== STATED GOAL ==
Would you retype all of these records exactly?

** start of RAW DATA **

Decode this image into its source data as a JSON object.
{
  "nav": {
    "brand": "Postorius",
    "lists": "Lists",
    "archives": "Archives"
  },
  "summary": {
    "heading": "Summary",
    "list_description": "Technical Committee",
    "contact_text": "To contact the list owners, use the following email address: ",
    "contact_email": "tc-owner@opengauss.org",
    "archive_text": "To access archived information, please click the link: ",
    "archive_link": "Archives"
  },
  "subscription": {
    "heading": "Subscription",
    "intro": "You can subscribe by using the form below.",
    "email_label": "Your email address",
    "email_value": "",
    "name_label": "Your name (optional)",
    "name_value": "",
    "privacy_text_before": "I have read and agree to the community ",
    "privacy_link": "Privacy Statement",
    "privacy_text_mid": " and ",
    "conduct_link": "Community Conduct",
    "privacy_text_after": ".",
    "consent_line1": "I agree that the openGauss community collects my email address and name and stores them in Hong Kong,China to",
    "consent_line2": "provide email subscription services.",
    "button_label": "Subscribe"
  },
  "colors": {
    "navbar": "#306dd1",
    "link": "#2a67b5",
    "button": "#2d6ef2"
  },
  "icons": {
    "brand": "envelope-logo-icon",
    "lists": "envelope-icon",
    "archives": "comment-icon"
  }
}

** end of RAW DATA **

== EXERCISE SOLUTION ==
Decode this image into its source data as a JSON object.
{
  "nav": {
    "brand": "Postorius",
    "lists": "Lists",
    "archives": "Archives"
  },
  "summary": {
    "heading": "Summary",
    "list_description": "Technical Committee",
    "contact_text": "To contact the list owners, use the following email address: ",
    "contact_email": "tc-owner@opengauss.org",
    "archive_text": "To access archived information, please click the link: ",
    "archive_link": "Archives"
  },
  "subscription": {
    "heading": "Subscription",
    "intro": "You can subscribe by using the form below.",
    "email_label": "Your email address",
    "email_value": "",
    "name_label": "Your name (optional)",
    "name_value": "",
    "privacy_text_before": "I have read and agree to the community ",
    "privacy_link": "Privacy Statement",
    "privacy_text_mid": " and ",
    "conduct_link": "Community Conduct",
    "privacy_text_after": ".",
    "consent_line1": "I agree that the openGauss community collects my email address and name and stores them in Hong Kong,China to",
    "consent_line2": "provide email subscription services.",
    "button_label": "Subscribe"
  },
  "colors": {
    "navbar": "#306dd1",
    "link": "#2a67b5",
    "button": "#2d6ef2"
  },
  "icons": {
    "brand": "envelope-logo-icon",
    "lists": "envelope-icon",
    "archives": "comment-icon"
  }
}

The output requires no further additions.